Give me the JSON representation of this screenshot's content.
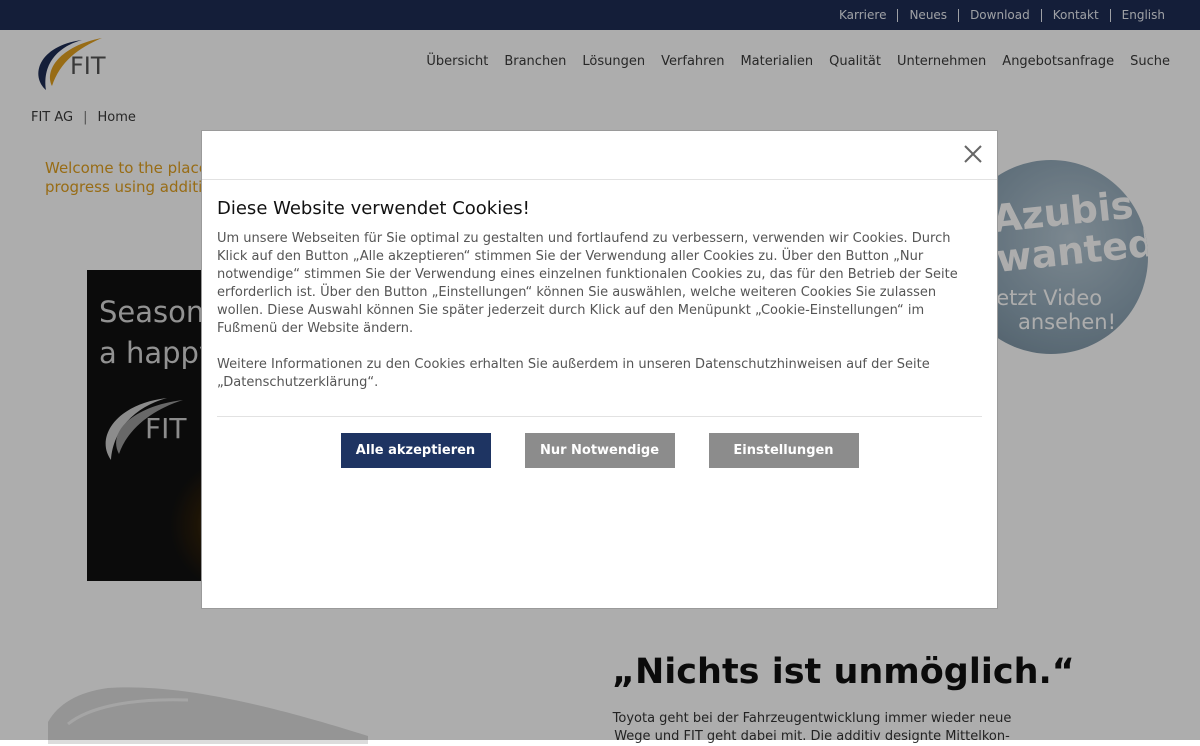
{
  "topbar": {
    "links": [
      "Karriere",
      "Neues",
      "Download",
      "Kontakt",
      "English"
    ]
  },
  "header": {
    "logo_text": "FIT",
    "nav": [
      "Übersicht",
      "Branchen",
      "Lösungen",
      "Verfahren",
      "Materialien",
      "Qualität",
      "Unternehmen",
      "Angebotsanfrage",
      "Suche"
    ]
  },
  "breadcrumb": {
    "items": [
      "FIT AG",
      "Home"
    ],
    "separator": "|"
  },
  "page": {
    "welcome_line1": "Welcome to the place",
    "welcome_line2": "progress using additiv",
    "season_line1": "Season",
    "season_line2": "a happy",
    "season_logo_text": "FIT",
    "azubi_graffiti_line1": "Azubis",
    "azubi_graffiti_line2": "wanted!",
    "azubi_cta_line1": "Jetzt Video",
    "azubi_cta_line2": "ansehen!",
    "quote_title": "„Nichts ist unmöglich.“",
    "quote_body": "Toyota geht bei der Fahrzeugentwicklung immer wieder neue Wege und FIT geht dabei mit. Die additiv designte Mittelkon-"
  },
  "cookie_modal": {
    "title": "Diese Website verwendet Cookies!",
    "paragraph1": "Um unsere Webseiten für Sie optimal zu gestalten und fortlaufend zu verbessern, verwenden wir Cookies. Durch Klick auf den Button „Alle akzeptieren“ stimmen Sie der Verwendung aller Cookies zu. Über den Button „Nur notwendige“ stimmen Sie der Verwendung eines einzelnen funktionalen Cookies zu, das für den Betrieb der Seite erforderlich ist. Über den Button „Einstellungen“ können Sie auswählen, welche weiteren Cookies Sie zulassen wollen. Diese Auswahl können Sie später jederzeit durch Klick auf den Menüpunkt „Cookie-Einstellungen“ im Fußmenü der Website ändern.",
    "paragraph2": "Weitere Informationen zu den Cookies erhalten Sie außerdem in unseren Datenschutzhinweisen auf der Seite „Datenschutzerklärung“.",
    "btn_accept_all": "Alle akzeptieren",
    "btn_necessary": "Nur Notwendige",
    "btn_settings": "Einstellungen",
    "close_icon": "close-icon"
  },
  "colors": {
    "topbar": "#1e2d54",
    "accent_orange": "#e0a020",
    "primary_button": "#1e3462",
    "secondary_button": "#8c8c8c"
  }
}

+ + +

### SHORT EXERCISE
Pictures are to be left out; repeat all the remaining data exactly.

### FINISHED TASK
Give me the JSON representation of this screenshot's content.
{
  "topbar": {
    "links": [
      "Karriere",
      "Neues",
      "Download",
      "Kontakt",
      "English"
    ]
  },
  "header": {
    "logo_text": "FIT",
    "nav": [
      "Übersicht",
      "Branchen",
      "Lösungen",
      "Verfahren",
      "Materialien",
      "Qualität",
      "Unternehmen",
      "Angebotsanfrage",
      "Suche"
    ]
  },
  "breadcrumb": {
    "items": [
      "FIT AG",
      "Home"
    ],
    "separator": "|"
  },
  "page": {
    "welcome_line1": "Welcome to the place",
    "welcome_line2": "progress using additiv",
    "season_line1": "Season",
    "season_line2": "a happy",
    "season_logo_text": "FIT",
    "azubi_graffiti_line1": "Azubis",
    "azubi_graffiti_line2": "wanted!",
    "azubi_cta_line1": "Jetzt Video",
    "azubi_cta_line2": "ansehen!",
    "quote_title": "„Nichts ist unmöglich.“",
    "quote_body": "Toyota geht bei der Fahrzeugentwicklung immer wieder neue Wege und FIT geht dabei mit. Die additiv designte Mittelkon-"
  },
  "cookie_modal": {
    "title": "Diese Website verwendet Cookies!",
    "paragraph1": "Um unsere Webseiten für Sie optimal zu gestalten und fortlaufend zu verbessern, verwenden wir Cookies. Durch Klick auf den Button „Alle akzeptieren“ stimmen Sie der Verwendung aller Cookies zu. Über den Button „Nur notwendige“ stimmen Sie der Verwendung eines einzelnen funktionalen Cookies zu, das für den Betrieb der Seite erforderlich ist. Über den Button „Einstellungen“ können Sie auswählen, welche weiteren Cookies Sie zulassen wollen. Diese Auswahl können Sie später jederzeit durch Klick auf den Menüpunkt „Cookie-Einstellungen“ im Fußmenü der Website ändern.",
    "paragraph2": "Weitere Informationen zu den Cookies erhalten Sie außerdem in unseren Datenschutzhinweisen auf der Seite „Datenschutzerklärung“.",
    "btn_accept_all": "Alle akzeptieren",
    "btn_necessary": "Nur Notwendige",
    "btn_settings": "Einstellungen",
    "close_icon": "close-icon"
  },
  "colors": {
    "topbar": "#1e2d54",
    "accent_orange": "#e0a020",
    "primary_button": "#1e3462",
    "secondary_button": "#8c8c8c"
  }
}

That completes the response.